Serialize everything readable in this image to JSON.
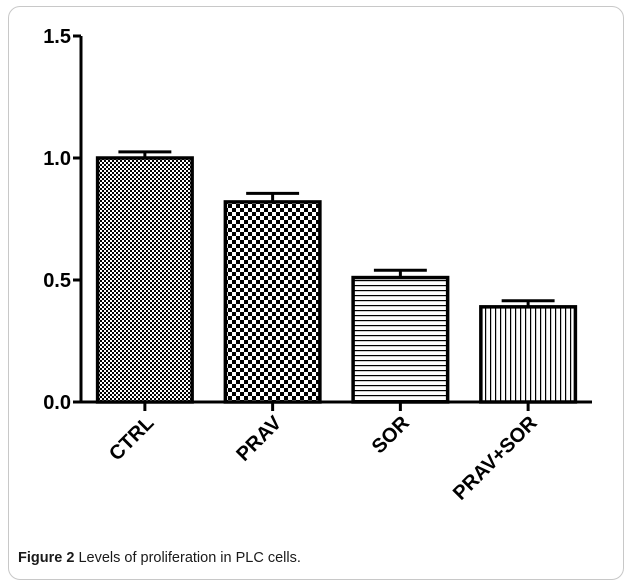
{
  "chart_data": {
    "type": "bar",
    "categories": [
      "CTRL",
      "PRAV",
      "SOR",
      "PRAV+SOR"
    ],
    "values": [
      1.0,
      0.82,
      0.51,
      0.39
    ],
    "errors": [
      0.025,
      0.035,
      0.03,
      0.025
    ],
    "fill_patterns": [
      "fine-checkerboard",
      "coarse-checkerboard",
      "horizontal-lines",
      "vertical-lines"
    ],
    "ylim": [
      0.0,
      1.5
    ],
    "yticks": [
      "0.0",
      "0.5",
      "1.0",
      "1.5"
    ],
    "ytick_values": [
      0.0,
      0.5,
      1.0,
      1.5
    ],
    "xlabel": "",
    "ylabel": "",
    "title": "",
    "grid": false,
    "bar_color": "#000000"
  },
  "caption": {
    "label": "Figure 2",
    "text": "Levels of proliferation in PLC cells",
    "period": "."
  }
}
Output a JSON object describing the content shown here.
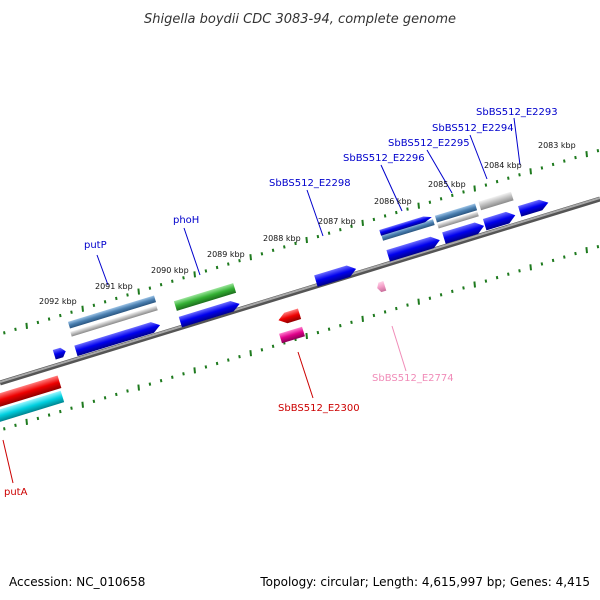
{
  "title": "Shigella boydii CDC 3083-94, complete genome",
  "footer": {
    "accession": "Accession: NC_010658",
    "summary": "Topology: circular; Length: 4,615,997 bp; Genes: 4,415"
  },
  "ticks": [
    "2092 kbp",
    "2091 kbp",
    "2090 kbp",
    "2089 kbp",
    "2088 kbp",
    "2087 kbp",
    "2086 kbp",
    "2085 kbp",
    "2084 kbp",
    "2083 kbp"
  ],
  "labels": {
    "putP": "putP",
    "phoH": "phoH",
    "e2298": "SbBS512_E2298",
    "e2296": "SbBS512_E2296",
    "e2295": "SbBS512_E2295",
    "e2294": "SbBS512_E2294",
    "e2293": "SbBS512_E2293",
    "e2774": "SbBS512_E2774",
    "e2300": "SbBS512_E2300",
    "putA": "putA"
  },
  "colors": {
    "backbone": "#7a7a7a",
    "tick": "#1e7a1e",
    "gene_blue": "#0000e6",
    "gene_green": "#3ab03a",
    "gene_red": "#ee0000",
    "gene_magenta": "#e6008a",
    "gene_cyan": "#00c8d8",
    "gene_steel": "#4a7fb0",
    "gene_grey": "#b5b5b5",
    "gene_pink": "#f09ac4",
    "label_blue": "#0000cc",
    "label_red": "#cc0000",
    "label_pink": "#f08cb8"
  }
}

------------

No images belong in the copy. Transcribe every record exactly.

Serialize everything readable in this image to JSON.
{
  "chart_data": {
    "type": "bar",
    "categories": [
      "CTRL",
      "PRAV",
      "SOR",
      "PRAV+SOR"
    ],
    "values": [
      1.0,
      0.82,
      0.51,
      0.39
    ],
    "errors": [
      0.025,
      0.035,
      0.03,
      0.025
    ],
    "fill_patterns": [
      "fine-checkerboard",
      "coarse-checkerboard",
      "horizontal-lines",
      "vertical-lines"
    ],
    "ylim": [
      0.0,
      1.5
    ],
    "yticks": [
      "0.0",
      "0.5",
      "1.0",
      "1.5"
    ],
    "ytick_values": [
      0.0,
      0.5,
      1.0,
      1.5
    ],
    "xlabel": "",
    "ylabel": "",
    "title": "",
    "grid": false,
    "bar_color": "#000000"
  },
  "caption": {
    "label": "Figure 2",
    "text": "Levels of proliferation in PLC cells",
    "period": "."
  }
}
Output a JSON object describing the content shown here.
{
  "title": "Shigella boydii CDC 3083-94, complete genome",
  "footer": {
    "accession": "Accession: NC_010658",
    "summary": "Topology: circular; Length: 4,615,997 bp; Genes: 4,415"
  },
  "ticks": [
    "2092 kbp",
    "2091 kbp",
    "2090 kbp",
    "2089 kbp",
    "2088 kbp",
    "2087 kbp",
    "2086 kbp",
    "2085 kbp",
    "2084 kbp",
    "2083 kbp"
  ],
  "labels": {
    "putP": "putP",
    "phoH": "phoH",
    "e2298": "SbBS512_E2298",
    "e2296": "SbBS512_E2296",
    "e2295": "SbBS512_E2295",
    "e2294": "SbBS512_E2294",
    "e2293": "SbBS512_E2293",
    "e2774": "SbBS512_E2774",
    "e2300": "SbBS512_E2300",
    "putA": "putA"
  },
  "colors": {
    "backbone": "#7a7a7a",
    "tick": "#1e7a1e",
    "gene_blue": "#0000e6",
    "gene_green": "#3ab03a",
    "gene_red": "#ee0000",
    "gene_magenta": "#e6008a",
    "gene_cyan": "#00c8d8",
    "gene_steel": "#4a7fb0",
    "gene_grey": "#b5b5b5",
    "gene_pink": "#f09ac4",
    "label_blue": "#0000cc",
    "label_red": "#cc0000",
    "label_pink": "#f08cb8"
  }
}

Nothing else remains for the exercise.